Given instruction:
For this exercise, repeat all of the material verbatim apart from its images.
>> Start Material for the task
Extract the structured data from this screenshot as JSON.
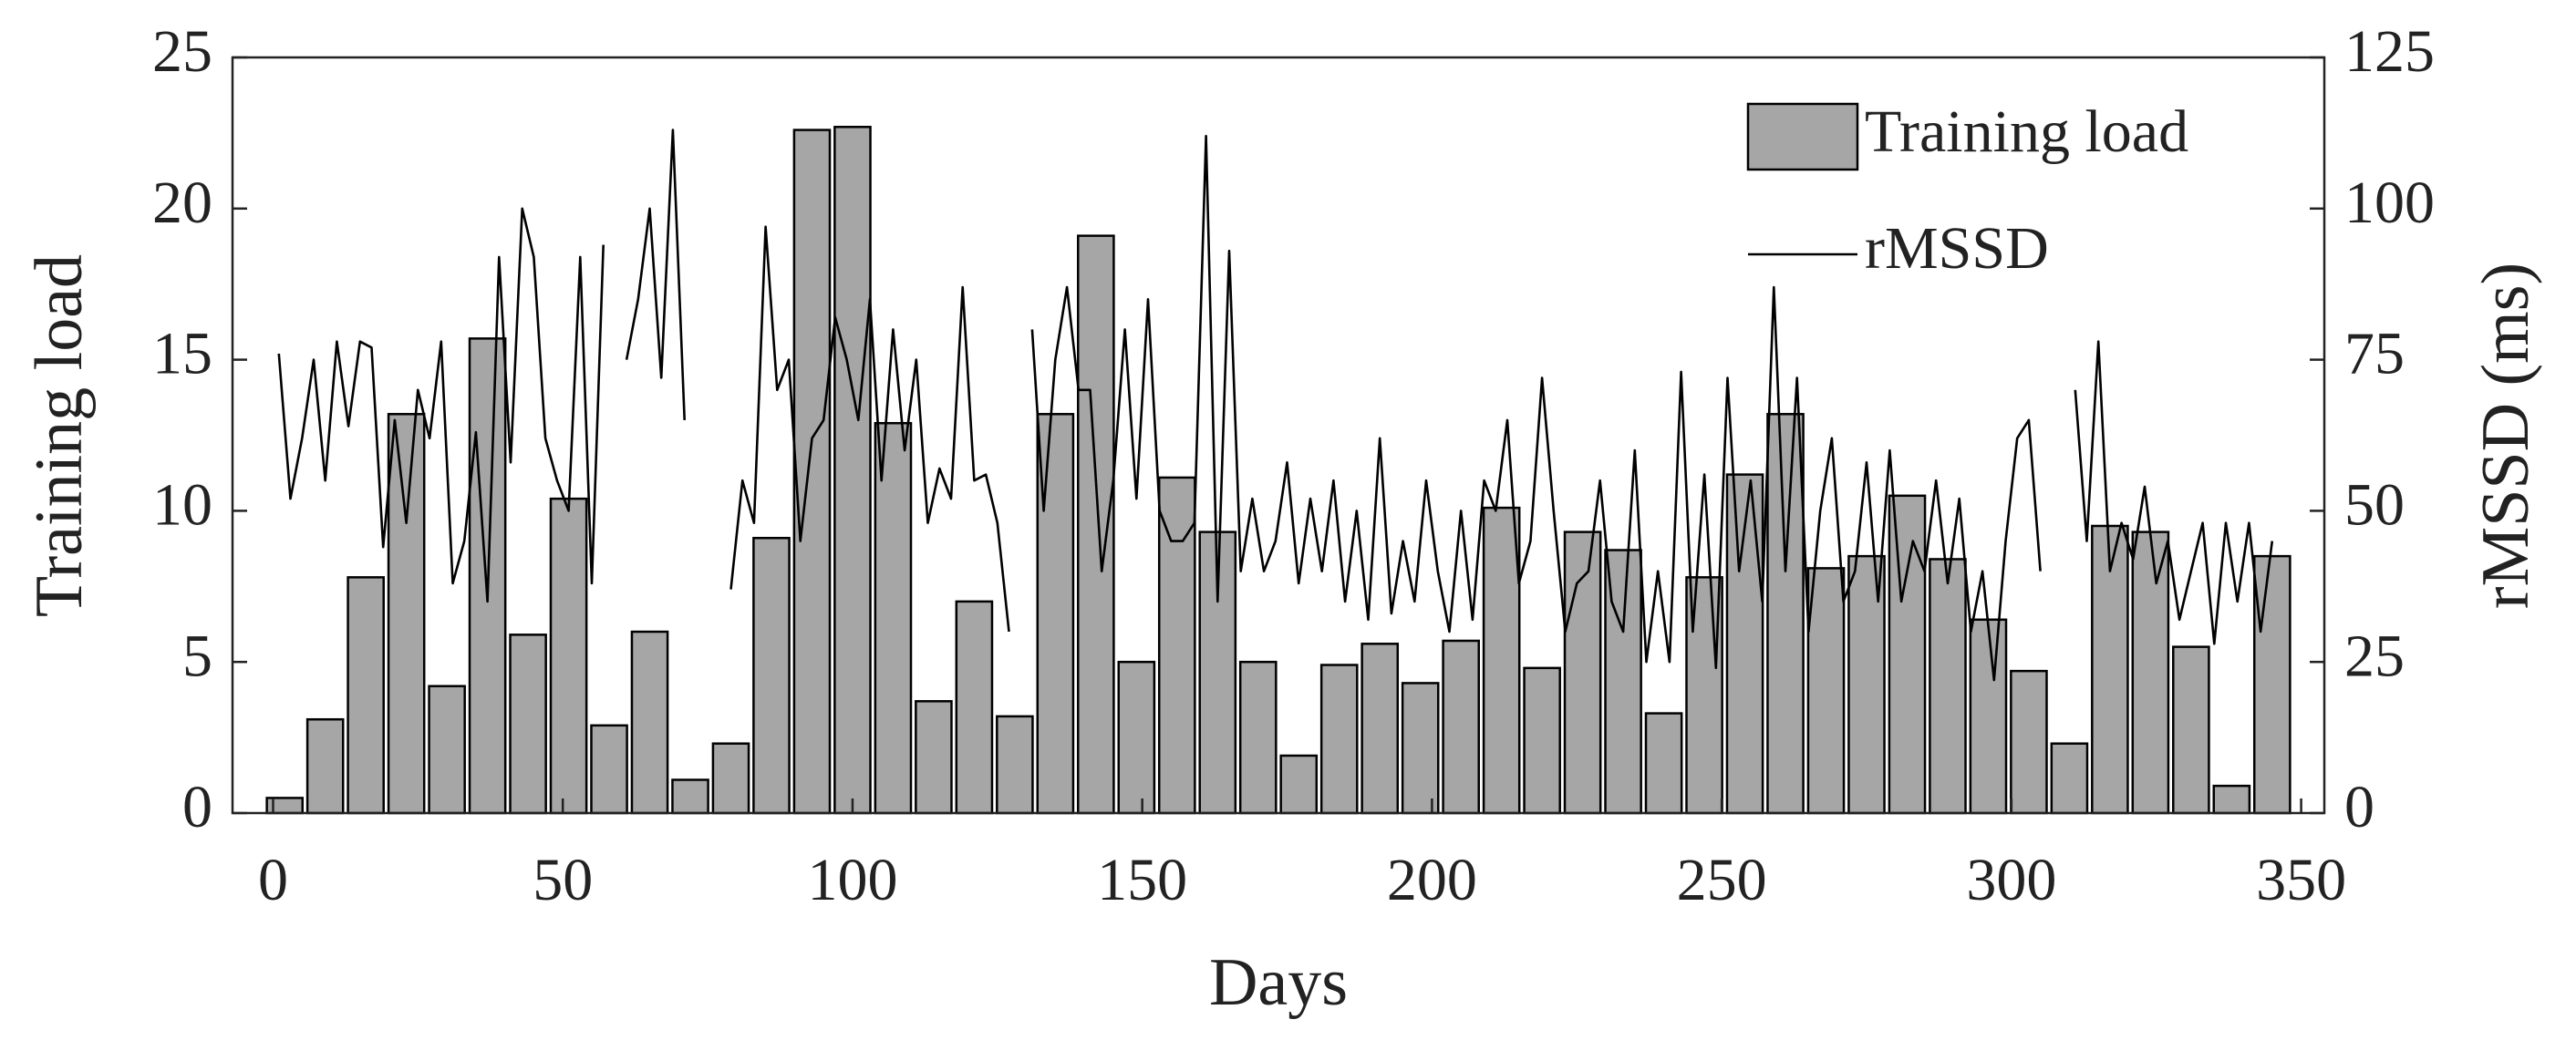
{
  "chart_data": {
    "type": "bar_line",
    "xlabel": "Days",
    "ylabel": "Training load",
    "y2label": "rMSSD (ms)",
    "xlim": [
      -7,
      354
    ],
    "xticks": [
      0,
      50,
      100,
      150,
      200,
      250,
      300,
      350
    ],
    "ylim": [
      0,
      25
    ],
    "yticks": [
      0,
      5,
      10,
      15,
      20,
      25
    ],
    "y2lim": [
      0,
      125
    ],
    "y2ticks": [
      0,
      25,
      50,
      75,
      100,
      125
    ],
    "legend": "upper right",
    "series": [
      {
        "name": "Training load",
        "type": "bar",
        "color": "#a6a6a6",
        "x": [
          2,
          9,
          16,
          23,
          30,
          37,
          44,
          51,
          58,
          65,
          72,
          79,
          86,
          93,
          100,
          107,
          114,
          121,
          128,
          135,
          142,
          149,
          156,
          163,
          170,
          177,
          184,
          191,
          198,
          205,
          212,
          219,
          226,
          233,
          240,
          247,
          254,
          261,
          268,
          275,
          282,
          289,
          296,
          303,
          310,
          317,
          324,
          331,
          338,
          345
        ],
        "values": [
          0.5,
          3.1,
          7.8,
          13.2,
          4.2,
          15.7,
          5.9,
          10.4,
          2.9,
          6.0,
          1.1,
          2.3,
          9.1,
          22.6,
          22.7,
          12.9,
          3.7,
          7.0,
          3.2,
          13.2,
          19.1,
          5.0,
          11.1,
          9.3,
          5.0,
          1.9,
          4.9,
          5.6,
          4.3,
          5.7,
          10.1,
          4.8,
          9.3,
          8.7,
          3.3,
          7.8,
          11.2,
          13.2,
          8.1,
          8.5,
          10.5,
          8.4,
          6.4,
          4.7,
          2.3,
          9.5,
          9.3,
          5.5,
          0.9,
          8.5
        ]
      },
      {
        "name": "rMSSD",
        "type": "line",
        "axis": "y2",
        "color": "#000000",
        "x": [
          1,
          3,
          5,
          7,
          9,
          11,
          13,
          15,
          17,
          19,
          21,
          23,
          25,
          27,
          29,
          31,
          33,
          35,
          37,
          39,
          41,
          43,
          45,
          47,
          49,
          51,
          53,
          55,
          57,
          59,
          61,
          63,
          65,
          67,
          69,
          71,
          73,
          75,
          77,
          79,
          81,
          83,
          85,
          87,
          89,
          91,
          93,
          95,
          97,
          99,
          101,
          103,
          105,
          107,
          109,
          111,
          113,
          115,
          117,
          119,
          121,
          123,
          125,
          127,
          129,
          131,
          133,
          135,
          137,
          139,
          141,
          143,
          145,
          147,
          149,
          151,
          153,
          155,
          157,
          159,
          161,
          163,
          165,
          167,
          169,
          171,
          173,
          175,
          177,
          179,
          181,
          183,
          185,
          187,
          189,
          191,
          193,
          195,
          197,
          199,
          201,
          203,
          205,
          207,
          209,
          211,
          213,
          215,
          217,
          219,
          221,
          223,
          225,
          227,
          229,
          231,
          233,
          235,
          237,
          239,
          241,
          243,
          245,
          247,
          249,
          251,
          253,
          255,
          257,
          259,
          261,
          263,
          265,
          267,
          269,
          271,
          273,
          275,
          277,
          279,
          281,
          283,
          285,
          287,
          289,
          291,
          293,
          295,
          297,
          299,
          301,
          303,
          305,
          307,
          309,
          311,
          313,
          315,
          317,
          319,
          321,
          323,
          325,
          327,
          329,
          331,
          333,
          335,
          337,
          339,
          341,
          343,
          345
        ],
        "values": [
          76,
          52,
          62,
          75,
          55,
          78,
          64,
          78,
          77,
          44,
          65,
          48,
          70,
          62,
          78,
          38,
          45,
          63,
          35,
          92,
          58,
          100,
          92,
          62,
          55,
          50,
          92,
          38,
          94,
          null,
          75,
          85,
          100,
          72,
          113,
          65,
          null,
          null,
          null,
          37,
          55,
          48,
          97,
          70,
          75,
          45,
          62,
          65,
          82,
          75,
          65,
          85,
          55,
          80,
          60,
          75,
          48,
          57,
          52,
          87,
          55,
          56,
          48,
          30,
          null,
          80,
          50,
          75,
          87,
          70,
          70,
          40,
          55,
          80,
          52,
          85,
          50,
          45,
          45,
          48,
          112,
          35,
          93,
          40,
          52,
          40,
          45,
          58,
          38,
          52,
          40,
          55,
          35,
          50,
          32,
          62,
          33,
          45,
          35,
          55,
          40,
          30,
          50,
          32,
          55,
          50,
          65,
          38,
          45,
          72,
          50,
          30,
          38,
          40,
          55,
          35,
          30,
          60,
          25,
          40,
          25,
          73,
          30,
          56,
          24,
          72,
          40,
          55,
          35,
          87,
          40,
          72,
          30,
          50,
          62,
          35,
          40,
          58,
          35,
          60,
          35,
          45,
          40,
          55,
          38,
          52,
          30,
          40,
          22,
          45,
          62,
          65,
          40,
          null,
          null,
          70,
          45,
          78,
          40,
          48,
          42,
          54,
          38,
          45,
          32,
          40,
          48,
          28,
          48,
          35,
          48,
          30,
          45
        ]
      }
    ]
  }
}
>> End Material for the task
Response for this exercise:
Extract the structured data from this screenshot as JSON.
{
  "chart_data": {
    "type": "bar_line",
    "xlabel": "Days",
    "ylabel": "Training load",
    "y2label": "rMSSD (ms)",
    "xlim": [
      -7,
      354
    ],
    "xticks": [
      0,
      50,
      100,
      150,
      200,
      250,
      300,
      350
    ],
    "ylim": [
      0,
      25
    ],
    "yticks": [
      0,
      5,
      10,
      15,
      20,
      25
    ],
    "y2lim": [
      0,
      125
    ],
    "y2ticks": [
      0,
      25,
      50,
      75,
      100,
      125
    ],
    "legend": "upper right",
    "series": [
      {
        "name": "Training load",
        "type": "bar",
        "color": "#a6a6a6",
        "x": [
          2,
          9,
          16,
          23,
          30,
          37,
          44,
          51,
          58,
          65,
          72,
          79,
          86,
          93,
          100,
          107,
          114,
          121,
          128,
          135,
          142,
          149,
          156,
          163,
          170,
          177,
          184,
          191,
          198,
          205,
          212,
          219,
          226,
          233,
          240,
          247,
          254,
          261,
          268,
          275,
          282,
          289,
          296,
          303,
          310,
          317,
          324,
          331,
          338,
          345
        ],
        "values": [
          0.5,
          3.1,
          7.8,
          13.2,
          4.2,
          15.7,
          5.9,
          10.4,
          2.9,
          6.0,
          1.1,
          2.3,
          9.1,
          22.6,
          22.7,
          12.9,
          3.7,
          7.0,
          3.2,
          13.2,
          19.1,
          5.0,
          11.1,
          9.3,
          5.0,
          1.9,
          4.9,
          5.6,
          4.3,
          5.7,
          10.1,
          4.8,
          9.3,
          8.7,
          3.3,
          7.8,
          11.2,
          13.2,
          8.1,
          8.5,
          10.5,
          8.4,
          6.4,
          4.7,
          2.3,
          9.5,
          9.3,
          5.5,
          0.9,
          8.5
        ]
      },
      {
        "name": "rMSSD",
        "type": "line",
        "axis": "y2",
        "color": "#000000",
        "x": [
          1,
          3,
          5,
          7,
          9,
          11,
          13,
          15,
          17,
          19,
          21,
          23,
          25,
          27,
          29,
          31,
          33,
          35,
          37,
          39,
          41,
          43,
          45,
          47,
          49,
          51,
          53,
          55,
          57,
          59,
          61,
          63,
          65,
          67,
          69,
          71,
          73,
          75,
          77,
          79,
          81,
          83,
          85,
          87,
          89,
          91,
          93,
          95,
          97,
          99,
          101,
          103,
          105,
          107,
          109,
          111,
          113,
          115,
          117,
          119,
          121,
          123,
          125,
          127,
          129,
          131,
          133,
          135,
          137,
          139,
          141,
          143,
          145,
          147,
          149,
          151,
          153,
          155,
          157,
          159,
          161,
          163,
          165,
          167,
          169,
          171,
          173,
          175,
          177,
          179,
          181,
          183,
          185,
          187,
          189,
          191,
          193,
          195,
          197,
          199,
          201,
          203,
          205,
          207,
          209,
          211,
          213,
          215,
          217,
          219,
          221,
          223,
          225,
          227,
          229,
          231,
          233,
          235,
          237,
          239,
          241,
          243,
          245,
          247,
          249,
          251,
          253,
          255,
          257,
          259,
          261,
          263,
          265,
          267,
          269,
          271,
          273,
          275,
          277,
          279,
          281,
          283,
          285,
          287,
          289,
          291,
          293,
          295,
          297,
          299,
          301,
          303,
          305,
          307,
          309,
          311,
          313,
          315,
          317,
          319,
          321,
          323,
          325,
          327,
          329,
          331,
          333,
          335,
          337,
          339,
          341,
          343,
          345
        ],
        "values": [
          76,
          52,
          62,
          75,
          55,
          78,
          64,
          78,
          77,
          44,
          65,
          48,
          70,
          62,
          78,
          38,
          45,
          63,
          35,
          92,
          58,
          100,
          92,
          62,
          55,
          50,
          92,
          38,
          94,
          null,
          75,
          85,
          100,
          72,
          113,
          65,
          null,
          null,
          null,
          37,
          55,
          48,
          97,
          70,
          75,
          45,
          62,
          65,
          82,
          75,
          65,
          85,
          55,
          80,
          60,
          75,
          48,
          57,
          52,
          87,
          55,
          56,
          48,
          30,
          null,
          80,
          50,
          75,
          87,
          70,
          70,
          40,
          55,
          80,
          52,
          85,
          50,
          45,
          45,
          48,
          112,
          35,
          93,
          40,
          52,
          40,
          45,
          58,
          38,
          52,
          40,
          55,
          35,
          50,
          32,
          62,
          33,
          45,
          35,
          55,
          40,
          30,
          50,
          32,
          55,
          50,
          65,
          38,
          45,
          72,
          50,
          30,
          38,
          40,
          55,
          35,
          30,
          60,
          25,
          40,
          25,
          73,
          30,
          56,
          24,
          72,
          40,
          55,
          35,
          87,
          40,
          72,
          30,
          50,
          62,
          35,
          40,
          58,
          35,
          60,
          35,
          45,
          40,
          55,
          38,
          52,
          30,
          40,
          22,
          45,
          62,
          65,
          40,
          null,
          null,
          70,
          45,
          78,
          40,
          48,
          42,
          54,
          38,
          45,
          32,
          40,
          48,
          28,
          48,
          35,
          48,
          30,
          45
        ]
      }
    ]
  }
}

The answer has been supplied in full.